(Stored data entries)
---------------
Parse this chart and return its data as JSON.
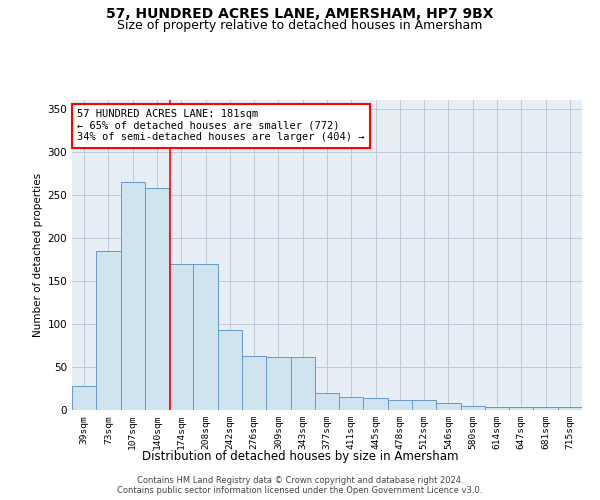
{
  "title": "57, HUNDRED ACRES LANE, AMERSHAM, HP7 9BX",
  "subtitle": "Size of property relative to detached houses in Amersham",
  "xlabel": "Distribution of detached houses by size in Amersham",
  "ylabel": "Number of detached properties",
  "bar_labels": [
    "39sqm",
    "73sqm",
    "107sqm",
    "140sqm",
    "174sqm",
    "208sqm",
    "242sqm",
    "276sqm",
    "309sqm",
    "343sqm",
    "377sqm",
    "411sqm",
    "445sqm",
    "478sqm",
    "512sqm",
    "546sqm",
    "580sqm",
    "614sqm",
    "647sqm",
    "681sqm",
    "715sqm"
  ],
  "bar_heights": [
    28,
    185,
    265,
    258,
    170,
    170,
    93,
    63,
    62,
    62,
    20,
    15,
    14,
    12,
    12,
    8,
    5,
    4,
    3,
    3,
    3
  ],
  "bar_color": "#d0e4f0",
  "bar_edge_color": "#6699cc",
  "property_line_x": 3.52,
  "annotation_text": "57 HUNDRED ACRES LANE: 181sqm\n← 65% of detached houses are smaller (772)\n34% of semi-detached houses are larger (404) →",
  "annotation_box_color": "white",
  "annotation_box_edge": "red",
  "red_line_color": "red",
  "ylim": [
    0,
    360
  ],
  "yticks": [
    0,
    50,
    100,
    150,
    200,
    250,
    300,
    350
  ],
  "grid_color": "#c0c8d8",
  "plot_bg_color": "#e8eef5",
  "footer_line1": "Contains HM Land Registry data © Crown copyright and database right 2024.",
  "footer_line2": "Contains public sector information licensed under the Open Government Licence v3.0.",
  "title_fontsize": 10,
  "subtitle_fontsize": 9,
  "annotation_fontsize": 7.5
}
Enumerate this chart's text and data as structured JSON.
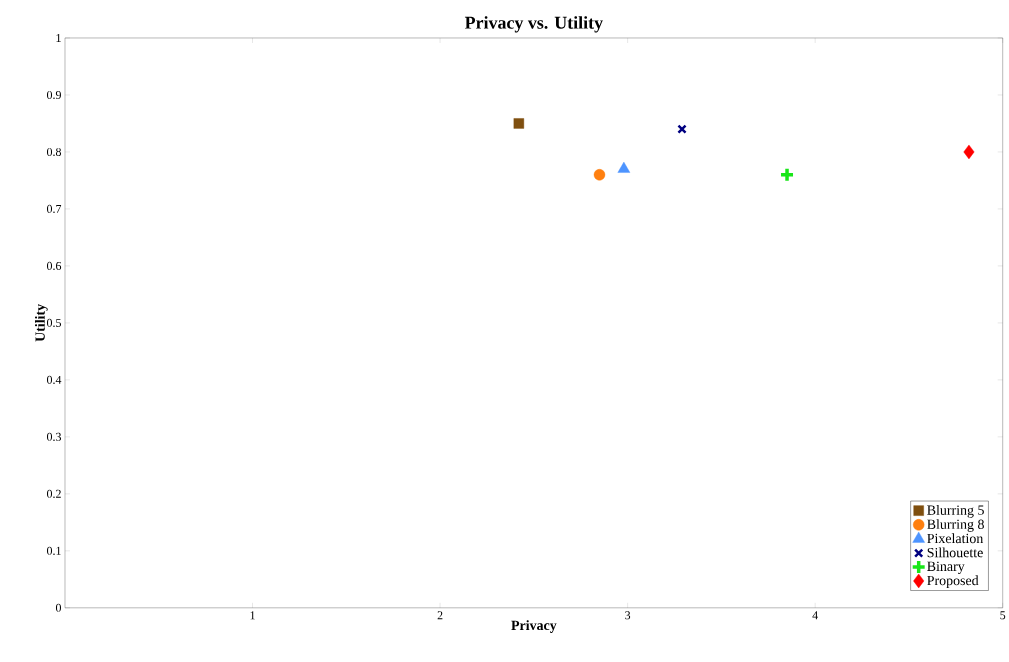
{
  "chart_data": {
    "type": "scatter",
    "title": "Privacy vs. Utility",
    "xlabel": "Privacy",
    "ylabel": "Utility",
    "xlim": [
      0,
      5
    ],
    "ylim": [
      0,
      1
    ],
    "xticks": [
      1,
      2,
      3,
      4,
      5
    ],
    "yticks": [
      0,
      0.1,
      0.2,
      0.3,
      0.4,
      0.5,
      0.6,
      0.7,
      0.8,
      0.9,
      1
    ],
    "grid": false,
    "legend": "bottom right",
    "series": [
      {
        "name": "Blurring 5",
        "color": "#7f4f0f",
        "marker": "square",
        "x": [
          2.42
        ],
        "values": [
          0.85
        ]
      },
      {
        "name": "Blurring 8",
        "color": "#ff8010",
        "marker": "circle",
        "x": [
          2.85
        ],
        "values": [
          0.76
        ]
      },
      {
        "name": "Pixelation",
        "color": "#4d94ff",
        "marker": "triangle",
        "x": [
          2.98
        ],
        "values": [
          0.77
        ]
      },
      {
        "name": "Silhouette",
        "color": "#000080",
        "marker": "x",
        "x": [
          3.29
        ],
        "values": [
          0.84
        ]
      },
      {
        "name": "Binary",
        "color": "#19e619",
        "marker": "cross",
        "x": [
          3.85
        ],
        "values": [
          0.76
        ]
      },
      {
        "name": "Proposed",
        "color": "#ff0000",
        "marker": "diamond",
        "x": [
          4.82
        ],
        "values": [
          0.8
        ]
      }
    ]
  }
}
---------------
Challenge :: Make an exact copy of the records above, with the pictures left out.

Problem solution ::
Parse this chart and return its data as JSON.
{
  "title": "57, HUNDRED ACRES LANE, AMERSHAM, HP7 9BX",
  "subtitle": "Size of property relative to detached houses in Amersham",
  "xlabel": "Distribution of detached houses by size in Amersham",
  "ylabel": "Number of detached properties",
  "bar_labels": [
    "39sqm",
    "73sqm",
    "107sqm",
    "140sqm",
    "174sqm",
    "208sqm",
    "242sqm",
    "276sqm",
    "309sqm",
    "343sqm",
    "377sqm",
    "411sqm",
    "445sqm",
    "478sqm",
    "512sqm",
    "546sqm",
    "580sqm",
    "614sqm",
    "647sqm",
    "681sqm",
    "715sqm"
  ],
  "bar_heights": [
    28,
    185,
    265,
    258,
    170,
    170,
    93,
    63,
    62,
    62,
    20,
    15,
    14,
    12,
    12,
    8,
    5,
    4,
    3,
    3,
    3
  ],
  "bar_color": "#d0e4f0",
  "bar_edge_color": "#6699cc",
  "property_line_x": 3.52,
  "annotation_text": "57 HUNDRED ACRES LANE: 181sqm\n← 65% of detached houses are smaller (772)\n34% of semi-detached houses are larger (404) →",
  "annotation_box_color": "white",
  "annotation_box_edge": "red",
  "red_line_color": "red",
  "ylim": [
    0,
    360
  ],
  "yticks": [
    0,
    50,
    100,
    150,
    200,
    250,
    300,
    350
  ],
  "grid_color": "#c0c8d8",
  "plot_bg_color": "#e8eef5",
  "footer_line1": "Contains HM Land Registry data © Crown copyright and database right 2024.",
  "footer_line2": "Contains public sector information licensed under the Open Government Licence v3.0.",
  "title_fontsize": 10,
  "subtitle_fontsize": 9,
  "annotation_fontsize": 7.5
}
Enumerate this chart's text and data as structured JSON.
{
  "chart_data": {
    "type": "scatter",
    "title": "Privacy vs. Utility",
    "xlabel": "Privacy",
    "ylabel": "Utility",
    "xlim": [
      0,
      5
    ],
    "ylim": [
      0,
      1
    ],
    "xticks": [
      1,
      2,
      3,
      4,
      5
    ],
    "yticks": [
      0,
      0.1,
      0.2,
      0.3,
      0.4,
      0.5,
      0.6,
      0.7,
      0.8,
      0.9,
      1
    ],
    "grid": false,
    "legend": "bottom right",
    "series": [
      {
        "name": "Blurring 5",
        "color": "#7f4f0f",
        "marker": "square",
        "x": [
          2.42
        ],
        "values": [
          0.85
        ]
      },
      {
        "name": "Blurring 8",
        "color": "#ff8010",
        "marker": "circle",
        "x": [
          2.85
        ],
        "values": [
          0.76
        ]
      },
      {
        "name": "Pixelation",
        "color": "#4d94ff",
        "marker": "triangle",
        "x": [
          2.98
        ],
        "values": [
          0.77
        ]
      },
      {
        "name": "Silhouette",
        "color": "#000080",
        "marker": "x",
        "x": [
          3.29
        ],
        "values": [
          0.84
        ]
      },
      {
        "name": "Binary",
        "color": "#19e619",
        "marker": "cross",
        "x": [
          3.85
        ],
        "values": [
          0.76
        ]
      },
      {
        "name": "Proposed",
        "color": "#ff0000",
        "marker": "diamond",
        "x": [
          4.82
        ],
        "values": [
          0.8
        ]
      }
    ]
  }
}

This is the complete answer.